[Figure record extracts]
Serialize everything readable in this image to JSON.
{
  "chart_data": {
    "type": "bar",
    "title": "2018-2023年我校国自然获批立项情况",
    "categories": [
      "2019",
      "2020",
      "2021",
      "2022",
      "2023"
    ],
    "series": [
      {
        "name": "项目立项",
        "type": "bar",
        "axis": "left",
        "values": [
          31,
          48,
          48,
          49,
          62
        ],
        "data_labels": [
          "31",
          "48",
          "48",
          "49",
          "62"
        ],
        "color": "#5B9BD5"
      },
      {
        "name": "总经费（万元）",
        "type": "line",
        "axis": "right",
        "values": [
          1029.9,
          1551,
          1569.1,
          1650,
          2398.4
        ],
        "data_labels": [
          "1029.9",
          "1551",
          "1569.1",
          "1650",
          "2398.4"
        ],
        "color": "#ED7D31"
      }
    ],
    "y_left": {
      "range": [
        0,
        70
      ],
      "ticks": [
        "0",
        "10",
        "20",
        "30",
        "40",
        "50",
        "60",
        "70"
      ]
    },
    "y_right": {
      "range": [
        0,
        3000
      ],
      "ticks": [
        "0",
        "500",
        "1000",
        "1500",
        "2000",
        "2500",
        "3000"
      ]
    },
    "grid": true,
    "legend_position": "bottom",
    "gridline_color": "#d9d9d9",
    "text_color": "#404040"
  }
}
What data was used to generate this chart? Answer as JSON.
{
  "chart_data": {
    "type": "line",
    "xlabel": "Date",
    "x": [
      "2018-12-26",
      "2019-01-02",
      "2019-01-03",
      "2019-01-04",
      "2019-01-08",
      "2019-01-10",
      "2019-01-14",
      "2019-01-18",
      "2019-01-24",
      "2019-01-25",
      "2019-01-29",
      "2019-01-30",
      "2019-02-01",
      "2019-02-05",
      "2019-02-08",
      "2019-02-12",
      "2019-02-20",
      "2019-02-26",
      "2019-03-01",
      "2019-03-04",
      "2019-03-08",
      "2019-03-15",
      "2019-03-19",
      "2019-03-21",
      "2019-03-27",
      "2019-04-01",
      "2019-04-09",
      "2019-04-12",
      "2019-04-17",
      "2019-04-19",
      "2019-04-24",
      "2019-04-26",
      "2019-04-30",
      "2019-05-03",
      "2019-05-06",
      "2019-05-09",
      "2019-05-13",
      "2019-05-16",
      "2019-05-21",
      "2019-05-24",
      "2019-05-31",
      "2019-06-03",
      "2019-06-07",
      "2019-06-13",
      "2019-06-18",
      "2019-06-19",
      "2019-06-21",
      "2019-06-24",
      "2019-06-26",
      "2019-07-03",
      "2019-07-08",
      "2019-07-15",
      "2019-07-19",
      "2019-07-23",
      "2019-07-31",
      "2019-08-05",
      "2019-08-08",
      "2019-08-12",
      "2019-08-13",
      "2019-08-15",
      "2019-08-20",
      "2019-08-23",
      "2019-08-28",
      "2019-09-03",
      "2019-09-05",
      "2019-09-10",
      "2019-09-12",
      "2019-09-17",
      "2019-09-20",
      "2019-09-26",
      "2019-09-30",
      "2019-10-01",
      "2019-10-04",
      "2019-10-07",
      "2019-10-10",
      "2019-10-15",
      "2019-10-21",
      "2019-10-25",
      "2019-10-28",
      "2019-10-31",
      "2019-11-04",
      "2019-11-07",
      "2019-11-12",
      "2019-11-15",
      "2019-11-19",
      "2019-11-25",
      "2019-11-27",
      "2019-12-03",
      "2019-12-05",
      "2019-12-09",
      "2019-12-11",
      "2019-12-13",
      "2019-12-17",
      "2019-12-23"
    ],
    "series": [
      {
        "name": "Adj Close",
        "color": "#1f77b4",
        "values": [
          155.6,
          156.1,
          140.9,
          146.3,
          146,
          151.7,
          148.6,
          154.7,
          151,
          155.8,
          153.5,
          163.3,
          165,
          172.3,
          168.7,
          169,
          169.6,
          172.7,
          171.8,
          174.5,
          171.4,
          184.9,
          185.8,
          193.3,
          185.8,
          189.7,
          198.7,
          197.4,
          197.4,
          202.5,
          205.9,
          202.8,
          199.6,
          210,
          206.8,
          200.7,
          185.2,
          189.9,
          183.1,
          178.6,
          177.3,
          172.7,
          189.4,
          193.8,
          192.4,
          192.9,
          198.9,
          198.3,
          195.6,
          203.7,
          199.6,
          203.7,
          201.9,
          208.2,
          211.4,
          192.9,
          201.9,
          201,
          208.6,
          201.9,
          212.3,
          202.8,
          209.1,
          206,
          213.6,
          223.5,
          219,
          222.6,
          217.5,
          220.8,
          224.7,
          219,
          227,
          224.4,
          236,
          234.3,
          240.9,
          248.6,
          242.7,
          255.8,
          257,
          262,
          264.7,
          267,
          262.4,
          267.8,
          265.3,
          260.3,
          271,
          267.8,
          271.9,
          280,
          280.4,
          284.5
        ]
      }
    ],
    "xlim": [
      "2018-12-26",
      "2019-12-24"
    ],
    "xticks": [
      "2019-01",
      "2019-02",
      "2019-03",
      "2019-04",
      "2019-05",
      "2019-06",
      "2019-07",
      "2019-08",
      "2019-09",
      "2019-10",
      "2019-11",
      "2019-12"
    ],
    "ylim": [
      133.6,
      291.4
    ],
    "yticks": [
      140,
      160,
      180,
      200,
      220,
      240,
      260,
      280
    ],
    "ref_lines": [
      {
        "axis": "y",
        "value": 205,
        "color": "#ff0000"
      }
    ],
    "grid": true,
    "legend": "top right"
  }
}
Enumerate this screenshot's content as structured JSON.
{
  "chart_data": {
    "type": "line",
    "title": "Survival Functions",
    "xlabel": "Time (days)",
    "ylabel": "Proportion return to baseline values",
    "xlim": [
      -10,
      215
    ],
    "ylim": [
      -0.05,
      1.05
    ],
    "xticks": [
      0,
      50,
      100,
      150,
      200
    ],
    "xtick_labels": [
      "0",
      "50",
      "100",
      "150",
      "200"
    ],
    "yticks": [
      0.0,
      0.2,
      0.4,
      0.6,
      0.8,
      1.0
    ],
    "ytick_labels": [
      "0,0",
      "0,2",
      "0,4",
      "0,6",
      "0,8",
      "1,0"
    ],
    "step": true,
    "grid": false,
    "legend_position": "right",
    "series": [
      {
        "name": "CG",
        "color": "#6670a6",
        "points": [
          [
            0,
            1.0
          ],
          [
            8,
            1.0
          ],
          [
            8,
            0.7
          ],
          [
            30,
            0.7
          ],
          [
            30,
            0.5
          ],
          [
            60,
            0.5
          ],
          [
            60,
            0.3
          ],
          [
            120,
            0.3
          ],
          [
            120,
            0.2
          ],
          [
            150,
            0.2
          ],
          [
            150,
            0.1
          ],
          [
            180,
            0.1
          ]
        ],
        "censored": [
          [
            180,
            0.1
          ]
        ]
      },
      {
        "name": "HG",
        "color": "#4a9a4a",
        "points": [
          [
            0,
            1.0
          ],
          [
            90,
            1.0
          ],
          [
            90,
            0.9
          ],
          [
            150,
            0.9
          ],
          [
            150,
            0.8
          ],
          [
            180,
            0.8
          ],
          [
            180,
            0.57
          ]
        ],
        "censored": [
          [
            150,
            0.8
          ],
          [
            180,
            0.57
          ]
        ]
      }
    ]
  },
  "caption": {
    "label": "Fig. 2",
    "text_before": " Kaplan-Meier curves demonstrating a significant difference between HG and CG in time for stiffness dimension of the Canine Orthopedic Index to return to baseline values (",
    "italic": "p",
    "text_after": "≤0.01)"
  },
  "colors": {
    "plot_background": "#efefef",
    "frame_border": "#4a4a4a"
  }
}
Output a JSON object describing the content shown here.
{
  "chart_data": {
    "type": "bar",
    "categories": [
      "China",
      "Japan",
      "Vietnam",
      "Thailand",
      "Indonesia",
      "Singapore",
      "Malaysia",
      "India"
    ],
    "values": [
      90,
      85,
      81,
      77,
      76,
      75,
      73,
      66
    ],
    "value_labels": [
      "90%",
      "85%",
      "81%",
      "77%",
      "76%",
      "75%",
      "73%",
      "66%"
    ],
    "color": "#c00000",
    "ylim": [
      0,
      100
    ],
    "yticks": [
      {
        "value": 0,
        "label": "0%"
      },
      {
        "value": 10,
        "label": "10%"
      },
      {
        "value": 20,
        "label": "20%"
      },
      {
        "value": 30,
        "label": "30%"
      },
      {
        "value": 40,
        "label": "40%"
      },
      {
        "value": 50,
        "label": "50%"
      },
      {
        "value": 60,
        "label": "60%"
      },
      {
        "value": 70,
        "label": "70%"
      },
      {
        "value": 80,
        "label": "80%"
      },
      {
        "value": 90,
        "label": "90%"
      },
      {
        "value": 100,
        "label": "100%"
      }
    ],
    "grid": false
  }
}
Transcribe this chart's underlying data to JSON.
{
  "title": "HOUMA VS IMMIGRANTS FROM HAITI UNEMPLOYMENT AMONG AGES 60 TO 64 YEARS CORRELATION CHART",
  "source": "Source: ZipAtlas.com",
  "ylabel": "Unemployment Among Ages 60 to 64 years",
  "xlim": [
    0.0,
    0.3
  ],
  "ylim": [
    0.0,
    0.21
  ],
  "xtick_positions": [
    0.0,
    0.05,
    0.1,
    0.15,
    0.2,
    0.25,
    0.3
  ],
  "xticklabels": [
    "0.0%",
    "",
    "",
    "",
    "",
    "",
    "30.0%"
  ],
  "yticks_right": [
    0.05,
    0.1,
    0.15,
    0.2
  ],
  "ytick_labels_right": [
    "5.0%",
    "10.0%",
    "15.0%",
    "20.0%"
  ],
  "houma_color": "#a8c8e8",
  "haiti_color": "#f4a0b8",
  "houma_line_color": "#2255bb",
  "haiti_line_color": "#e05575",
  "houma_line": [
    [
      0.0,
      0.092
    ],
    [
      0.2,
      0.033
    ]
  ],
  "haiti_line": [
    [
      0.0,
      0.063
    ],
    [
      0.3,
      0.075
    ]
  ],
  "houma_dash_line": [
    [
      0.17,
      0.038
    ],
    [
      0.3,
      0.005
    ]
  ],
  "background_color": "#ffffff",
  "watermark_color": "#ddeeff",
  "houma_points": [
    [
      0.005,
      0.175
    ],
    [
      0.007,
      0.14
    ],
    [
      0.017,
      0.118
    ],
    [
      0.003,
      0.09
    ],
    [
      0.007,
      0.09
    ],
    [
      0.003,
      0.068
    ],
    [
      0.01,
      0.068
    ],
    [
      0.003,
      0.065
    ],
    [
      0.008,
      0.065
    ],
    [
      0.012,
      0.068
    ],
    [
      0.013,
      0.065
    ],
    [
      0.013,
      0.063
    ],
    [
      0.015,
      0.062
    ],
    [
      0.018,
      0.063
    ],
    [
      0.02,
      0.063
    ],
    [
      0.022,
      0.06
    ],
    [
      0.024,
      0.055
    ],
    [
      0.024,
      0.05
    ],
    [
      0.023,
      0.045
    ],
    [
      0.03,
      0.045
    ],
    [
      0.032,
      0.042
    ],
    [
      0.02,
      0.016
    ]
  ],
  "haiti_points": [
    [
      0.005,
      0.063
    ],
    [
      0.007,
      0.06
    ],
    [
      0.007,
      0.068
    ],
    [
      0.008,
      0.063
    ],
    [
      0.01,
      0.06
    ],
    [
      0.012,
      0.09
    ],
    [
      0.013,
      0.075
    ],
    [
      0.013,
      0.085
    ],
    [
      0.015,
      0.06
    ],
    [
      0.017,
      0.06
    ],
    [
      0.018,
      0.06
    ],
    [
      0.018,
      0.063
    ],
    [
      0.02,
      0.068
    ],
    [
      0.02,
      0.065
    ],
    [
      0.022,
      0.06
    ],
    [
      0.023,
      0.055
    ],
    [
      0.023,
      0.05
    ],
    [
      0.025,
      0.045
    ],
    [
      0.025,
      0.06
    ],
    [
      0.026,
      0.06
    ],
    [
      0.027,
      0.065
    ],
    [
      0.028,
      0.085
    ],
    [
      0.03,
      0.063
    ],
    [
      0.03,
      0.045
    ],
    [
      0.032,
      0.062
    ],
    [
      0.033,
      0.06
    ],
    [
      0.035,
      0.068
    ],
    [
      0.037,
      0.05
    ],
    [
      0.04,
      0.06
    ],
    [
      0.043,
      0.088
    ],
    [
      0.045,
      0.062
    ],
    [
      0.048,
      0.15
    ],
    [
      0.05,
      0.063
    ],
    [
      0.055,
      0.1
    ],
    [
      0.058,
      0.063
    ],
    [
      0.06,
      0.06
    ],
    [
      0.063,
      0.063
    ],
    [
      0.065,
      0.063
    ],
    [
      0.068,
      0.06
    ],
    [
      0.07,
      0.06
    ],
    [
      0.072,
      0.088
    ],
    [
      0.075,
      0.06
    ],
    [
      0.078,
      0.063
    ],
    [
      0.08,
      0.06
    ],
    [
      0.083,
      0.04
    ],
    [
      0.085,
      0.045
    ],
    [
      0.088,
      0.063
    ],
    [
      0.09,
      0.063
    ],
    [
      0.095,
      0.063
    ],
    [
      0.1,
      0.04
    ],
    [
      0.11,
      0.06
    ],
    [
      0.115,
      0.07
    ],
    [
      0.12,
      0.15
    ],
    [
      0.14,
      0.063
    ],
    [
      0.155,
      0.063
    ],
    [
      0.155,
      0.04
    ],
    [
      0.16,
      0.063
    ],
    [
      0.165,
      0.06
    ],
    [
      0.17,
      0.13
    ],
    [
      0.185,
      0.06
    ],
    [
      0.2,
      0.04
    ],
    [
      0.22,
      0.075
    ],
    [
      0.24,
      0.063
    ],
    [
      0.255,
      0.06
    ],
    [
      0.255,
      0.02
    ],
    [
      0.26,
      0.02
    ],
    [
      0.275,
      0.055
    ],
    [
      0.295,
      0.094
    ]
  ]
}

* TASK STATEMENT
Using the listing above, list every line in which the string "this" occurs.

* CORRECT OUTPUT
Serialize everything readable in this image to JSON.
What data was used to generate this chart? Answer as JSON.
Enumerate this screenshot's content as structured JSON.
Transcribe this chart's underlying data to JSON.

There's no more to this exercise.